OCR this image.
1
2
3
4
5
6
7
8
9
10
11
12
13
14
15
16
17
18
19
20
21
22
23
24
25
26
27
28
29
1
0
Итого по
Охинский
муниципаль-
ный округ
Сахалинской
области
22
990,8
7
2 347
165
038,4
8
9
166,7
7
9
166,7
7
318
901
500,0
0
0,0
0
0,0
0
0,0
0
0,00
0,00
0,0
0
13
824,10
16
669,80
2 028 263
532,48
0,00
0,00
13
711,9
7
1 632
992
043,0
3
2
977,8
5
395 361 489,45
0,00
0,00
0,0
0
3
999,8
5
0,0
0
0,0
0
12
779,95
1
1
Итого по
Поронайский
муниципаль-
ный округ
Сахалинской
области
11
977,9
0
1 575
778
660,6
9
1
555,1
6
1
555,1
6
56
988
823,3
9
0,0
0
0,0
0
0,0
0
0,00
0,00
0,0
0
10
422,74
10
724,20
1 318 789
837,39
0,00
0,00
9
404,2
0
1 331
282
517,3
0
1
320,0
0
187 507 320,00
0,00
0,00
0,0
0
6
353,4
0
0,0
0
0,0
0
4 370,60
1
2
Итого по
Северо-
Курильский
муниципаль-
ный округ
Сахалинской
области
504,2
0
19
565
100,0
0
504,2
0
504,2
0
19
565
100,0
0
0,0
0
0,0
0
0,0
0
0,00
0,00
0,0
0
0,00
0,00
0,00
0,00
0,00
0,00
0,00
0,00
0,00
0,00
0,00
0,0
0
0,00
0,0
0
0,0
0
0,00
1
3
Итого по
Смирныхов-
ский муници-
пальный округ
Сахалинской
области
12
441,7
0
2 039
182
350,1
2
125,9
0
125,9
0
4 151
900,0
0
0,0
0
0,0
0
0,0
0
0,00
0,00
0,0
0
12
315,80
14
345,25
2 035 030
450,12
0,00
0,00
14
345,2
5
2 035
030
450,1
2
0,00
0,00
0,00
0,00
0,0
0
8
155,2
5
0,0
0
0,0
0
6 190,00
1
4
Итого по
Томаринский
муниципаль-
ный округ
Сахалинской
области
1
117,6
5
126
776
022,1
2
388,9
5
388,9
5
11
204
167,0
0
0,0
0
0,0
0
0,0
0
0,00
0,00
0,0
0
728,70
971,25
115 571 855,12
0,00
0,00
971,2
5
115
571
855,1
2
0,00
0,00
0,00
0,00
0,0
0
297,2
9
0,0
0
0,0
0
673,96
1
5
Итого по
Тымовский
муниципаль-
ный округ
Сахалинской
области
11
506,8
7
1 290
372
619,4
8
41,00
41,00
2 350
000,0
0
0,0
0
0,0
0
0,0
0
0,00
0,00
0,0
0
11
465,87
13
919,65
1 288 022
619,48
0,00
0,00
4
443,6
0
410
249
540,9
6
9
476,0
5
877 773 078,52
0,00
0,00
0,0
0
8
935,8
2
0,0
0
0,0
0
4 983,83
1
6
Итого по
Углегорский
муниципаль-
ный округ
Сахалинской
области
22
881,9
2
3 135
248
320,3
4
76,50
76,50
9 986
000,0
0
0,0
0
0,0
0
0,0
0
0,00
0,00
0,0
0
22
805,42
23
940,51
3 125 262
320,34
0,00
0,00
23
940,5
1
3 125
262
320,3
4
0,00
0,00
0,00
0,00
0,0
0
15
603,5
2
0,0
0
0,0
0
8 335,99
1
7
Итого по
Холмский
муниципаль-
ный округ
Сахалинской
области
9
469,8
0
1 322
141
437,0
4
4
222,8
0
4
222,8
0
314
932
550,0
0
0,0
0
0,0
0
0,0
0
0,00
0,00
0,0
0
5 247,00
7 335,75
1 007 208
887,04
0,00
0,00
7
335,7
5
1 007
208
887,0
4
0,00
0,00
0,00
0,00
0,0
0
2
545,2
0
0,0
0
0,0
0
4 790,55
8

* * *

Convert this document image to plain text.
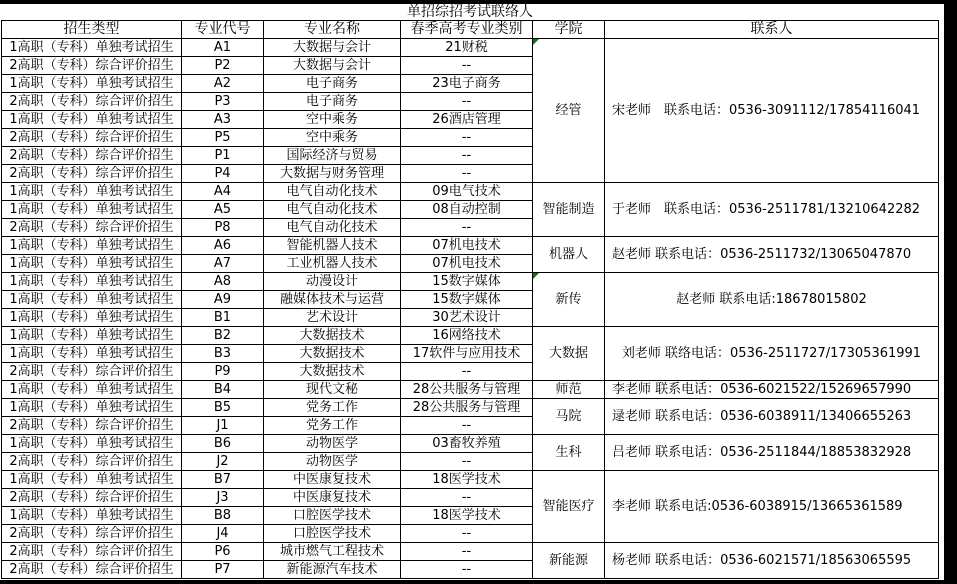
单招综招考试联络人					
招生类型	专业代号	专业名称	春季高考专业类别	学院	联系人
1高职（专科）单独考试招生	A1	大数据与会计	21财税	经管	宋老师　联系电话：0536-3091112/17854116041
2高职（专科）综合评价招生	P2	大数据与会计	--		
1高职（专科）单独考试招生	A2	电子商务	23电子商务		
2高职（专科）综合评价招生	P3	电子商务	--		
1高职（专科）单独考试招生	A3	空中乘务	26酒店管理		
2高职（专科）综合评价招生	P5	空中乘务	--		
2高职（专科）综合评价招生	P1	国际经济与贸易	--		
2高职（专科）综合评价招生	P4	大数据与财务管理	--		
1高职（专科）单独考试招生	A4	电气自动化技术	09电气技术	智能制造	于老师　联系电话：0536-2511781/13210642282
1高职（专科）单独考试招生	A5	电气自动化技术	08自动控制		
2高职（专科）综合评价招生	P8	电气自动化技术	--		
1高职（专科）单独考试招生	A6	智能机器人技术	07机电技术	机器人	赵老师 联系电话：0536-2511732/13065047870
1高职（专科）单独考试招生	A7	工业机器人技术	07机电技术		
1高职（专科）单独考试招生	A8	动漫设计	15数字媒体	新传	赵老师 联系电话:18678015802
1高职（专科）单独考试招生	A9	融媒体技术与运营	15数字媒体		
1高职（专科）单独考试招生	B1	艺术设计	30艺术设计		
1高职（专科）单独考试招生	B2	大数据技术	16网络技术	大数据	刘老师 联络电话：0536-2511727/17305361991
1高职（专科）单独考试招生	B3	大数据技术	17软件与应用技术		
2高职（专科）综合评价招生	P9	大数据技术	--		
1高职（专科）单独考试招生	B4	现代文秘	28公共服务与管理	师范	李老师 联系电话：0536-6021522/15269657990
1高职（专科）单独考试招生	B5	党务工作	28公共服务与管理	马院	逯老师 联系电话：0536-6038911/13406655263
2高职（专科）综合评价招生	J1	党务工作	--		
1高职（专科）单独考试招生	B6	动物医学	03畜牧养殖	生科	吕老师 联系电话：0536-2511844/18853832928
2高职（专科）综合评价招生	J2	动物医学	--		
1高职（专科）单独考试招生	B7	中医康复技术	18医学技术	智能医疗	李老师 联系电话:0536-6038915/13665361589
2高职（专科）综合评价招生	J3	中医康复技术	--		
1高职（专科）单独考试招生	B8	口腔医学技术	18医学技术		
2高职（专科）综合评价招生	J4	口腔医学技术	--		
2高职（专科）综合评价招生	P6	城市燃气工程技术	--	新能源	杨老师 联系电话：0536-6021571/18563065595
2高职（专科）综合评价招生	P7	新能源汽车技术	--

DESCRIPTION OF THE TASK -
Show all lines from the records above where the word "image" occurs.

SOLUTION -
OCR this image.
Convert this document image to plain text.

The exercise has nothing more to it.